PROBLEM TO SOLVE: Select the lines that hold the word "Operating" and copy each one.

LISTING:
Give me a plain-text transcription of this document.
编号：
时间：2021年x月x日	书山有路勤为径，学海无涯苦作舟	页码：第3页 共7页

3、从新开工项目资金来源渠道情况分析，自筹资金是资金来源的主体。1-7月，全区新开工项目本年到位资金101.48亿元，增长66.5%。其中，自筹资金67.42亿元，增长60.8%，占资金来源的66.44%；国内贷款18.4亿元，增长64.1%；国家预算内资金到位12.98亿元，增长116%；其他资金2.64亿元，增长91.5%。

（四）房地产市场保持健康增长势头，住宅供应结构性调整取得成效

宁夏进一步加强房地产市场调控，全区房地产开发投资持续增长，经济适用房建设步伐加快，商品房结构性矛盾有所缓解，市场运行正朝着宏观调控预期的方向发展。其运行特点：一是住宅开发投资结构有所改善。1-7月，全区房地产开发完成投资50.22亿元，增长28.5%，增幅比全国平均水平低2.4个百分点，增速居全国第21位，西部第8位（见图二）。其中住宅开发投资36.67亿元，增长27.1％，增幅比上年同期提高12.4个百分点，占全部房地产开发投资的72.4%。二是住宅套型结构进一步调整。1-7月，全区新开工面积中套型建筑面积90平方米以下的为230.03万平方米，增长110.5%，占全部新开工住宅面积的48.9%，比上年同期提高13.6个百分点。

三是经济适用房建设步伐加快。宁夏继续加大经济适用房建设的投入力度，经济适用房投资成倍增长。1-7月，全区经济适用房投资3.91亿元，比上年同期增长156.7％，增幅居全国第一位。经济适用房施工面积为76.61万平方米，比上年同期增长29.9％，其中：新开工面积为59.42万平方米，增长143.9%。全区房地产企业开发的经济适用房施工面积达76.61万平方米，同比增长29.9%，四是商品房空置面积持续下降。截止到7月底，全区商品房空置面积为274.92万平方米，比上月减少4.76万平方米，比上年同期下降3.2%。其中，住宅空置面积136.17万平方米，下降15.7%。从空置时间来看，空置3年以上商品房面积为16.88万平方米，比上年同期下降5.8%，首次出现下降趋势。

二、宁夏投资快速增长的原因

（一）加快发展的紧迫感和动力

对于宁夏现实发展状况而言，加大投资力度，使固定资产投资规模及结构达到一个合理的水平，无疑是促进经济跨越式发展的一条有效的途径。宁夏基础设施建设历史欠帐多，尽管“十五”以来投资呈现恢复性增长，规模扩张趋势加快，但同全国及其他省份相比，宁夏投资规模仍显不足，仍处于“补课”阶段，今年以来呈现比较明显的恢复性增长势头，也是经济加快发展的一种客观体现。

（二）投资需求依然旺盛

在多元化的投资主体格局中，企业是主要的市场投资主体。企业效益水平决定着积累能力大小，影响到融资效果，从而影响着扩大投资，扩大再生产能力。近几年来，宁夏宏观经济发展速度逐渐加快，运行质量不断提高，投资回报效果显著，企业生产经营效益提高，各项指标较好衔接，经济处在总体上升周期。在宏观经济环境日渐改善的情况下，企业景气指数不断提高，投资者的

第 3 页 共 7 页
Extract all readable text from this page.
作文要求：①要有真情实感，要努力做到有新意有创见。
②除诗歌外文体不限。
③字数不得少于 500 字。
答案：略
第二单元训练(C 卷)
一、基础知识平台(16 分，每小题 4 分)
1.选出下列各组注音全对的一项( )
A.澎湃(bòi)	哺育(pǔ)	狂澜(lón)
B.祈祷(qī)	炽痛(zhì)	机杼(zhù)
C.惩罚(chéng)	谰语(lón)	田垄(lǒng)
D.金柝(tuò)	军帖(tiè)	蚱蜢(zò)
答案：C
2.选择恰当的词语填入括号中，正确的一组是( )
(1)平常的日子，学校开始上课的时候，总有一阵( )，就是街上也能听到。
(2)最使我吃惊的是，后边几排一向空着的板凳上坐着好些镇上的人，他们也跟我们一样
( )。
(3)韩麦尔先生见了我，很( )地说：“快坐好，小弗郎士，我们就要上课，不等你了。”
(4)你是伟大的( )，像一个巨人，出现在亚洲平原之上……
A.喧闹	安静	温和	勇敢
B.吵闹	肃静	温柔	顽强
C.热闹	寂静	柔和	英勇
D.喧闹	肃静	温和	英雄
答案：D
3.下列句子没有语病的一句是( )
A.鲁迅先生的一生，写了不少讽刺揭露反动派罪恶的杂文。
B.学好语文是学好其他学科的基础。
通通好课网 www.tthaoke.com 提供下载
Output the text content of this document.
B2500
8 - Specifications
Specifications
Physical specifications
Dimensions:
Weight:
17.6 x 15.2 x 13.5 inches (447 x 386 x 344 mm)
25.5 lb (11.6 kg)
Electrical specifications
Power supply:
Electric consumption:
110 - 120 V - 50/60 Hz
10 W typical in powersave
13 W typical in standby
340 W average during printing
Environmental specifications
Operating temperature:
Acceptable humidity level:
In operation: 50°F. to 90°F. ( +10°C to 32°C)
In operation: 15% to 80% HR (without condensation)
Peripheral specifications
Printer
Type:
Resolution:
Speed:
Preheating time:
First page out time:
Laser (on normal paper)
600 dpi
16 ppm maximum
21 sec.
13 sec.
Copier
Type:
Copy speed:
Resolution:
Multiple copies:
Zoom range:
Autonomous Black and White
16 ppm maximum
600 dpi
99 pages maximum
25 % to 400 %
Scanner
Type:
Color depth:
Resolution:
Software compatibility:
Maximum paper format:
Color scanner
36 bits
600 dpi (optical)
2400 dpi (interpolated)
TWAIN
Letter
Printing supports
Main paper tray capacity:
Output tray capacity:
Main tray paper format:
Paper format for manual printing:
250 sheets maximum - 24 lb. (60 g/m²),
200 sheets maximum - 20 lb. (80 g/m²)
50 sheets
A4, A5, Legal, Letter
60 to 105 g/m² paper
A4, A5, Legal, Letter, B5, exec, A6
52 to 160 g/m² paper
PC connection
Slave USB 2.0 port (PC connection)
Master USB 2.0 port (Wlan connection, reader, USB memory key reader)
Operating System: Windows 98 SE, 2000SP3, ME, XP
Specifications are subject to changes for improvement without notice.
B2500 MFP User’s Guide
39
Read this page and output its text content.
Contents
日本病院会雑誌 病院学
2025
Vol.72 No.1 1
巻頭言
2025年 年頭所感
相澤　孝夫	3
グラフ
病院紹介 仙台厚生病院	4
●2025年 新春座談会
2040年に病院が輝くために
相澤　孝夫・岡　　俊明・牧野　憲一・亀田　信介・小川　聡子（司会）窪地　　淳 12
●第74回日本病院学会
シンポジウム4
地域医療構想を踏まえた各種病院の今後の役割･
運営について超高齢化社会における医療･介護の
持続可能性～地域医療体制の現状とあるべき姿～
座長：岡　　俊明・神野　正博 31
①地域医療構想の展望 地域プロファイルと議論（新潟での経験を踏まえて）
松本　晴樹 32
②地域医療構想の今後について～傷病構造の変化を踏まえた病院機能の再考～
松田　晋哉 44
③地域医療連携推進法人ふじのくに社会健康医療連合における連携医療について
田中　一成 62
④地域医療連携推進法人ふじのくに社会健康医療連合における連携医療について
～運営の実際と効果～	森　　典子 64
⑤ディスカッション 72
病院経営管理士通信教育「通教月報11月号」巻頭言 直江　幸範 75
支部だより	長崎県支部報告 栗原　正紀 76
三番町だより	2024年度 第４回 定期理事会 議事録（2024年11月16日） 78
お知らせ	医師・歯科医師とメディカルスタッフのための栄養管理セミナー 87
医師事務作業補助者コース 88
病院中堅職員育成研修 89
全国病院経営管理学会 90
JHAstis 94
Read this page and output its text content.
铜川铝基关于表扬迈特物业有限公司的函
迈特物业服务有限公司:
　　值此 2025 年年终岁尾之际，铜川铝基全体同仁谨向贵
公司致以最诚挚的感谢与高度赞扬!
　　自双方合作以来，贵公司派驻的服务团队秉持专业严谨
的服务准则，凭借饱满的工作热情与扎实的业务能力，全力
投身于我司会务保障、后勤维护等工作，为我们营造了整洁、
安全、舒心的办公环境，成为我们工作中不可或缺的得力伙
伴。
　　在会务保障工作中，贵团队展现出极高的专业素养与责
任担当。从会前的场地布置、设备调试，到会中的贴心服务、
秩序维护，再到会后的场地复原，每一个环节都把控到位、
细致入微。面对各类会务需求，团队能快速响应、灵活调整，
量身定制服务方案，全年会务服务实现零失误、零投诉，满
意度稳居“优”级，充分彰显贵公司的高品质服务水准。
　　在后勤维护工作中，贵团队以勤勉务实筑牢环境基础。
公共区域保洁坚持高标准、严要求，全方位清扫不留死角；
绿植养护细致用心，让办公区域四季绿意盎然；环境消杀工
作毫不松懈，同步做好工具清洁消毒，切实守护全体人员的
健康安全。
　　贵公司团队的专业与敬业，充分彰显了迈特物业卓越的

EXERCISE ANSWER:
Operating temperature:
Operating System: Windows 98 SE, 2000SP3, ME, XP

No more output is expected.